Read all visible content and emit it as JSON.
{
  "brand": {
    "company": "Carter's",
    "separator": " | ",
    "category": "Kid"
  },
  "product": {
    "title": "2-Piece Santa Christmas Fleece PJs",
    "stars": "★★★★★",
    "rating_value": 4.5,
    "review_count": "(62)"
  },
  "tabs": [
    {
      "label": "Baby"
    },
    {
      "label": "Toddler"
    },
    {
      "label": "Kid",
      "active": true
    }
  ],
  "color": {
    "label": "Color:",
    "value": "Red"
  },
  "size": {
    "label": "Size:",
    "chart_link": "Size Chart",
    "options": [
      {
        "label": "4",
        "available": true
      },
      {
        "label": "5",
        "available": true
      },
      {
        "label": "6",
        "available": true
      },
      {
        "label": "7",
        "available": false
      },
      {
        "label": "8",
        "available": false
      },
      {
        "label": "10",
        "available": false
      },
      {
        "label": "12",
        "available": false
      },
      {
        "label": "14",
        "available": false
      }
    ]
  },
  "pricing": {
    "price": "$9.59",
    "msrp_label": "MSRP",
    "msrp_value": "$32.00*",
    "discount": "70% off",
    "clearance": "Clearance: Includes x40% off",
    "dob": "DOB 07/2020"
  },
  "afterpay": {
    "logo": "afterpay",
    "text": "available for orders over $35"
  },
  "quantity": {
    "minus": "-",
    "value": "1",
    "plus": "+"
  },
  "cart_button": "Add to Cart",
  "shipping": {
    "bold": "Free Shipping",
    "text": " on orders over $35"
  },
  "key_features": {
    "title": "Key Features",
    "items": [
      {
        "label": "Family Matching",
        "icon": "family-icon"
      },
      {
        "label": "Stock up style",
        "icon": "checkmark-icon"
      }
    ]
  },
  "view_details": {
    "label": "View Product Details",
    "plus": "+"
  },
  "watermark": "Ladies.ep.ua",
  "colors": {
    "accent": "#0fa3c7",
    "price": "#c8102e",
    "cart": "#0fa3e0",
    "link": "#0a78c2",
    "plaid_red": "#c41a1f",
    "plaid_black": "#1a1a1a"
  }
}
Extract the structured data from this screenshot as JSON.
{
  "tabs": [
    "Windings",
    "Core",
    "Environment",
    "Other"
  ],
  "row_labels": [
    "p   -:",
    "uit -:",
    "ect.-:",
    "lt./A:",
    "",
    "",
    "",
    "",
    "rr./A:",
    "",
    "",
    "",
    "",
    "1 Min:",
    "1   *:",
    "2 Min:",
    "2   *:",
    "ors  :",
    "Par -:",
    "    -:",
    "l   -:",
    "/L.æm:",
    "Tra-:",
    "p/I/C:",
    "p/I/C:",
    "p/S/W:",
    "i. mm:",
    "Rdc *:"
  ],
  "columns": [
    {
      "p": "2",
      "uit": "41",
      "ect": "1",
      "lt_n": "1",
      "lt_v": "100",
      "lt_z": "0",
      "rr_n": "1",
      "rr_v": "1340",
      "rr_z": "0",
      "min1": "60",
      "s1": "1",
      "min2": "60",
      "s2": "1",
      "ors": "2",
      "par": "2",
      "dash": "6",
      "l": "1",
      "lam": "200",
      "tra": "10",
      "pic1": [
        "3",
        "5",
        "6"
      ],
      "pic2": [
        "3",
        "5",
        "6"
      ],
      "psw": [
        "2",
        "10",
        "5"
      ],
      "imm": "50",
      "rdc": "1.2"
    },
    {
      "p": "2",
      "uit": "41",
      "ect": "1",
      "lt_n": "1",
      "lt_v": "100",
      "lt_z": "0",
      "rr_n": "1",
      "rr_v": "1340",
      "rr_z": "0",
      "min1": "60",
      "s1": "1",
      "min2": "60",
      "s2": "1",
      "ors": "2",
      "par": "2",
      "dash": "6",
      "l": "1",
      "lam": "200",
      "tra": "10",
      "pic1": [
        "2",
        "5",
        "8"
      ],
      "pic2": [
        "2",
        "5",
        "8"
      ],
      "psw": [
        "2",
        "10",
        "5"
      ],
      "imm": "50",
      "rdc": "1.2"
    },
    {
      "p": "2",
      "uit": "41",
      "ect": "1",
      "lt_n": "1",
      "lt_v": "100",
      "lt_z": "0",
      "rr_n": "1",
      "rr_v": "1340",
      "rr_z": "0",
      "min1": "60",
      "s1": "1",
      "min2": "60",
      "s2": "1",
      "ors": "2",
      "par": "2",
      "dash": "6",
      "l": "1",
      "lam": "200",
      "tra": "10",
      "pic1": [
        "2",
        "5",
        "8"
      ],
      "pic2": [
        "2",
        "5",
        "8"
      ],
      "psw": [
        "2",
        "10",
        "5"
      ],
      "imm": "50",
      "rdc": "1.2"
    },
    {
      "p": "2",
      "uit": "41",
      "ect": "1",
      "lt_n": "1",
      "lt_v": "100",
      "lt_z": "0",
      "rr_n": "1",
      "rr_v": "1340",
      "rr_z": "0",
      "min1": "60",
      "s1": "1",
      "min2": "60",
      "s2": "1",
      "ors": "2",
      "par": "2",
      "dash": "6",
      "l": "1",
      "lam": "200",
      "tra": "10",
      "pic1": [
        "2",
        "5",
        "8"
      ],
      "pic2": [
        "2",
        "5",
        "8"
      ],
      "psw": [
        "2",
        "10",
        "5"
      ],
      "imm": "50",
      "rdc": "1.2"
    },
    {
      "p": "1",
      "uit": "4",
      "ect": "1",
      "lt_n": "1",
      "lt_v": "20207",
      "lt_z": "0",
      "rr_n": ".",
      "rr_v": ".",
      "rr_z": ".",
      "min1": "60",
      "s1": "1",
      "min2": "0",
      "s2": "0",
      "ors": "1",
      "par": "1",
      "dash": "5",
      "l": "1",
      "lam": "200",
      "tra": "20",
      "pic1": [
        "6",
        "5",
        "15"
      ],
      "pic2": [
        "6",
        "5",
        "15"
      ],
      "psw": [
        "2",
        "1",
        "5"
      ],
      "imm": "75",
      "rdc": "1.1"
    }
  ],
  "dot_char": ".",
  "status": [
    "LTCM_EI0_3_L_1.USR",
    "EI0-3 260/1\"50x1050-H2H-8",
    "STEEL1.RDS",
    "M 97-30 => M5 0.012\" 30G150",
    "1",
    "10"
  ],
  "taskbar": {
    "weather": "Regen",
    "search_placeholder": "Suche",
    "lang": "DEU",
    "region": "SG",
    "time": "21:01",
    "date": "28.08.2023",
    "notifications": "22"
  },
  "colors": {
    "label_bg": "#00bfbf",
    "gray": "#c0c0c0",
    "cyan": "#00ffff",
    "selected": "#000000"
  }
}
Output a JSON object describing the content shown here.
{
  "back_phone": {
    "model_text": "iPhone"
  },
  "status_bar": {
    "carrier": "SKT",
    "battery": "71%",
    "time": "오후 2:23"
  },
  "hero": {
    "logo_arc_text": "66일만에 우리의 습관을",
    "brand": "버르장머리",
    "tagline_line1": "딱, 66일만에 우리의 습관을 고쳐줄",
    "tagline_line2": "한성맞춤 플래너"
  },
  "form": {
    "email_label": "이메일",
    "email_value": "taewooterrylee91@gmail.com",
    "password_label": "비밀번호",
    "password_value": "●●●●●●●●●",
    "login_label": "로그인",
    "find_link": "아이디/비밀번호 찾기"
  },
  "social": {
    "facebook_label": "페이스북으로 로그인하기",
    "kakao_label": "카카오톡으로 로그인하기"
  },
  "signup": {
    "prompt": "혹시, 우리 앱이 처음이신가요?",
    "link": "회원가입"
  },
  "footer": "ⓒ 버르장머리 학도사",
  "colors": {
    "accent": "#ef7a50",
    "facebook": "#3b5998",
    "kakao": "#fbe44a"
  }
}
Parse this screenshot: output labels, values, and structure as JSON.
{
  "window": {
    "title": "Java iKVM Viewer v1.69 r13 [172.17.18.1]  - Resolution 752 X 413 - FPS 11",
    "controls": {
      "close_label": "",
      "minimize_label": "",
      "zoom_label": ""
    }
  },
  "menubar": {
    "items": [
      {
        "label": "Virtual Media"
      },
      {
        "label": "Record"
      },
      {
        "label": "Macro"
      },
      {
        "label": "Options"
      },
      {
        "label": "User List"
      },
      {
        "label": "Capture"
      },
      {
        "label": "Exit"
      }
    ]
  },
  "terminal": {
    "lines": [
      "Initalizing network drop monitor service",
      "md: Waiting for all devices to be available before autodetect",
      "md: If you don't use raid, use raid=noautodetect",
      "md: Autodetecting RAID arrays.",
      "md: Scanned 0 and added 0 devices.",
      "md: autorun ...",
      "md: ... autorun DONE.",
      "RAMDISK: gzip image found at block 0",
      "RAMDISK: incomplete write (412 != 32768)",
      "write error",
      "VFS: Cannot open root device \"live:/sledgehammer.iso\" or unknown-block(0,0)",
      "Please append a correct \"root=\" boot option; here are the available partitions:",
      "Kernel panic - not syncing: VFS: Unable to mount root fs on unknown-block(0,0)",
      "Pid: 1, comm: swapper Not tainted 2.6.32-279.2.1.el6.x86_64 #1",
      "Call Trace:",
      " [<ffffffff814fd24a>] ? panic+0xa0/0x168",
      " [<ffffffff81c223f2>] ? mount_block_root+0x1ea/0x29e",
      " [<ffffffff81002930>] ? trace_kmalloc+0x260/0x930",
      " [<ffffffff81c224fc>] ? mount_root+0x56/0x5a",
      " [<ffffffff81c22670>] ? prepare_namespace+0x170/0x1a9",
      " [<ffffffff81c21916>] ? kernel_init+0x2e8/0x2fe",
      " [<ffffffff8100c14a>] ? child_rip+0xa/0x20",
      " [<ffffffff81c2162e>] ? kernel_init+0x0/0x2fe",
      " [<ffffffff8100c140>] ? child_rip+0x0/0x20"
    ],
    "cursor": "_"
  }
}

**WHAT TO PRODUCE**. Count the lines in the records above that contain the word "this", and give only the number.

**WORKED SOLUTION**. 2